(Collected data entries)
★ ★ ★ ★ ★
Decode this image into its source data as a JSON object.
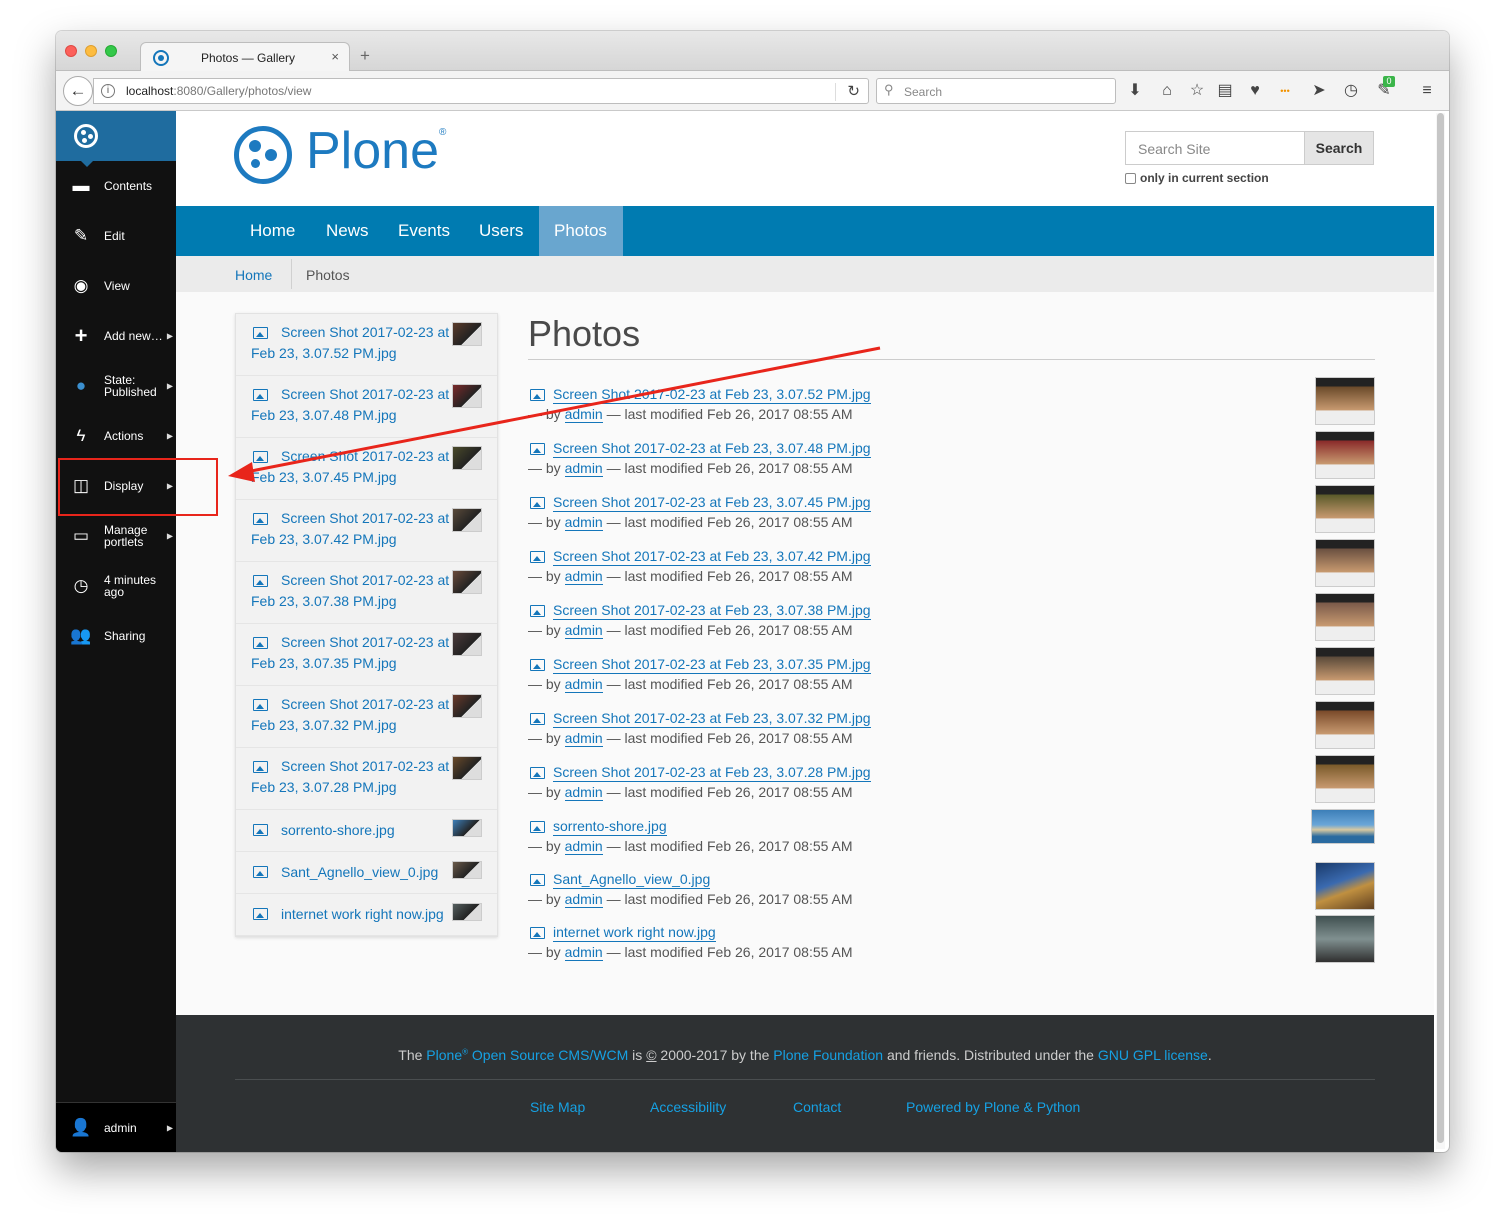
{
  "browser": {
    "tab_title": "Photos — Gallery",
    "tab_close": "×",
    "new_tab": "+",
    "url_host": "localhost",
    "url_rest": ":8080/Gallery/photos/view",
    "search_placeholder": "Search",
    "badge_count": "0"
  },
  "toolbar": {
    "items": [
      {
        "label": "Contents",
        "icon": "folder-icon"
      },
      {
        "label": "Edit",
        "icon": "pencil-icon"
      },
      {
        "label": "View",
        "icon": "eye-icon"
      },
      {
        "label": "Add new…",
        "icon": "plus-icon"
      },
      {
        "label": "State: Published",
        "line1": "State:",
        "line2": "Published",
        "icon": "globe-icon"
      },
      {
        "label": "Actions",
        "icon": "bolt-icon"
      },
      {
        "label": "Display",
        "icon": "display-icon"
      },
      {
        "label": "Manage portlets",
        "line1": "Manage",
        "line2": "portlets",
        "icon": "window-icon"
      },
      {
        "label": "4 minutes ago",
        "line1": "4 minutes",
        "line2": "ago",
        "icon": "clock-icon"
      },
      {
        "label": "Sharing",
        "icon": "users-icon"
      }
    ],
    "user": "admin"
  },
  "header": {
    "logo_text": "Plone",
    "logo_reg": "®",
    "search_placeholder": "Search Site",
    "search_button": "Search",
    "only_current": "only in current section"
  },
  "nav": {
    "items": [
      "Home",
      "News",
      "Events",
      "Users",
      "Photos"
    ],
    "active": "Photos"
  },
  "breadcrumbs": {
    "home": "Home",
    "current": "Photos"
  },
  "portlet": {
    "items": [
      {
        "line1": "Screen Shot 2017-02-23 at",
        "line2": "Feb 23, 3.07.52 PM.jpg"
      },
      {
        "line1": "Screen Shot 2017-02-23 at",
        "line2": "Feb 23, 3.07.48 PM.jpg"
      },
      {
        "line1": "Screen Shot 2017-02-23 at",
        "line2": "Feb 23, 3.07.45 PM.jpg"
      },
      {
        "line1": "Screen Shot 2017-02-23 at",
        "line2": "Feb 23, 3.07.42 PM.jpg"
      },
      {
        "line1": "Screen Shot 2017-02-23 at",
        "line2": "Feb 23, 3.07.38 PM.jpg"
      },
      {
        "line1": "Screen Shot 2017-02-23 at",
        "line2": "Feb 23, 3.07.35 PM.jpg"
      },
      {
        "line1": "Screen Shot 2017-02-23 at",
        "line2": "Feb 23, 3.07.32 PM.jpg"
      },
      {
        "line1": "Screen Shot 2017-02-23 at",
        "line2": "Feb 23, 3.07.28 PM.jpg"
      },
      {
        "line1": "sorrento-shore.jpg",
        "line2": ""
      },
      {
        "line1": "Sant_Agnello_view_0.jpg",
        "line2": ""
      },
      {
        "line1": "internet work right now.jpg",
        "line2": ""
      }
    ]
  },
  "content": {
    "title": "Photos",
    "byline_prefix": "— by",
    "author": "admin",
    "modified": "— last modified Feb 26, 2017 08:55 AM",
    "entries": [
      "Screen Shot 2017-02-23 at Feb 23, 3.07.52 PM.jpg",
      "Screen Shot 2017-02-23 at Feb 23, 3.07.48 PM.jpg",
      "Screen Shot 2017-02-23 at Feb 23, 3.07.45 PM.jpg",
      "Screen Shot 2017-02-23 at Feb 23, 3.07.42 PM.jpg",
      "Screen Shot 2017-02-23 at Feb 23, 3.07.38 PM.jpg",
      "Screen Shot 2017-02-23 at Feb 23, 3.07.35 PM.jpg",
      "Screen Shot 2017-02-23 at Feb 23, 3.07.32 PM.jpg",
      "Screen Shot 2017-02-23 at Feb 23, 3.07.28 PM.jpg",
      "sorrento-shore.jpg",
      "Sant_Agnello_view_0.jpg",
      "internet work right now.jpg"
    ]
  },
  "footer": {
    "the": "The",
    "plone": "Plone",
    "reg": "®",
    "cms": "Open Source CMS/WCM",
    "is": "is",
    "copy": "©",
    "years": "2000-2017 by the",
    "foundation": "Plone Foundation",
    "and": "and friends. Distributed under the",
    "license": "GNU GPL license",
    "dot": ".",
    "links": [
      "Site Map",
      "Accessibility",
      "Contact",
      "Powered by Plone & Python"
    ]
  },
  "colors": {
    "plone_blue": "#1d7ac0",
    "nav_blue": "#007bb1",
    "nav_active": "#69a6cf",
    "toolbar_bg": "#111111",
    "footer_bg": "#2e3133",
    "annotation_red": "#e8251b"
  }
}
★ ★ ★ ★ ★
Reproduce every entry word for word, but skip any pictures.

**Answer to the task**
Decode this image into its source data as a JSON object.
{
  "browser": {
    "tab_title": "Photos — Gallery",
    "tab_close": "×",
    "new_tab": "+",
    "url_host": "localhost",
    "url_rest": ":8080/Gallery/photos/view",
    "search_placeholder": "Search",
    "badge_count": "0"
  },
  "toolbar": {
    "items": [
      {
        "label": "Contents",
        "icon": "folder-icon"
      },
      {
        "label": "Edit",
        "icon": "pencil-icon"
      },
      {
        "label": "View",
        "icon": "eye-icon"
      },
      {
        "label": "Add new…",
        "icon": "plus-icon"
      },
      {
        "label": "State: Published",
        "line1": "State:",
        "line2": "Published",
        "icon": "globe-icon"
      },
      {
        "label": "Actions",
        "icon": "bolt-icon"
      },
      {
        "label": "Display",
        "icon": "display-icon"
      },
      {
        "label": "Manage portlets",
        "line1": "Manage",
        "line2": "portlets",
        "icon": "window-icon"
      },
      {
        "label": "4 minutes ago",
        "line1": "4 minutes",
        "line2": "ago",
        "icon": "clock-icon"
      },
      {
        "label": "Sharing",
        "icon": "users-icon"
      }
    ],
    "user": "admin"
  },
  "header": {
    "logo_text": "Plone",
    "logo_reg": "®",
    "search_placeholder": "Search Site",
    "search_button": "Search",
    "only_current": "only in current section"
  },
  "nav": {
    "items": [
      "Home",
      "News",
      "Events",
      "Users",
      "Photos"
    ],
    "active": "Photos"
  },
  "breadcrumbs": {
    "home": "Home",
    "current": "Photos"
  },
  "portlet": {
    "items": [
      {
        "line1": "Screen Shot 2017-02-23 at",
        "line2": "Feb 23, 3.07.52 PM.jpg"
      },
      {
        "line1": "Screen Shot 2017-02-23 at",
        "line2": "Feb 23, 3.07.48 PM.jpg"
      },
      {
        "line1": "Screen Shot 2017-02-23 at",
        "line2": "Feb 23, 3.07.45 PM.jpg"
      },
      {
        "line1": "Screen Shot 2017-02-23 at",
        "line2": "Feb 23, 3.07.42 PM.jpg"
      },
      {
        "line1": "Screen Shot 2017-02-23 at",
        "line2": "Feb 23, 3.07.38 PM.jpg"
      },
      {
        "line1": "Screen Shot 2017-02-23 at",
        "line2": "Feb 23, 3.07.35 PM.jpg"
      },
      {
        "line1": "Screen Shot 2017-02-23 at",
        "line2": "Feb 23, 3.07.32 PM.jpg"
      },
      {
        "line1": "Screen Shot 2017-02-23 at",
        "line2": "Feb 23, 3.07.28 PM.jpg"
      },
      {
        "line1": "sorrento-shore.jpg",
        "line2": ""
      },
      {
        "line1": "Sant_Agnello_view_0.jpg",
        "line2": ""
      },
      {
        "line1": "internet work right now.jpg",
        "line2": ""
      }
    ]
  },
  "content": {
    "title": "Photos",
    "byline_prefix": "— by",
    "author": "admin",
    "modified": "— last modified Feb 26, 2017 08:55 AM",
    "entries": [
      "Screen Shot 2017-02-23 at Feb 23, 3.07.52 PM.jpg",
      "Screen Shot 2017-02-23 at Feb 23, 3.07.48 PM.jpg",
      "Screen Shot 2017-02-23 at Feb 23, 3.07.45 PM.jpg",
      "Screen Shot 2017-02-23 at Feb 23, 3.07.42 PM.jpg",
      "Screen Shot 2017-02-23 at Feb 23, 3.07.38 PM.jpg",
      "Screen Shot 2017-02-23 at Feb 23, 3.07.35 PM.jpg",
      "Screen Shot 2017-02-23 at Feb 23, 3.07.32 PM.jpg",
      "Screen Shot 2017-02-23 at Feb 23, 3.07.28 PM.jpg",
      "sorrento-shore.jpg",
      "Sant_Agnello_view_0.jpg",
      "internet work right now.jpg"
    ]
  },
  "footer": {
    "the": "The",
    "plone": "Plone",
    "reg": "®",
    "cms": "Open Source CMS/WCM",
    "is": "is",
    "copy": "©",
    "years": "2000-2017 by the",
    "foundation": "Plone Foundation",
    "and": "and friends. Distributed under the",
    "license": "GNU GPL license",
    "dot": ".",
    "links": [
      "Site Map",
      "Accessibility",
      "Contact",
      "Powered by Plone & Python"
    ]
  },
  "colors": {
    "plone_blue": "#1d7ac0",
    "nav_blue": "#007bb1",
    "nav_active": "#69a6cf",
    "toolbar_bg": "#111111",
    "footer_bg": "#2e3133",
    "annotation_red": "#e8251b"
  }
}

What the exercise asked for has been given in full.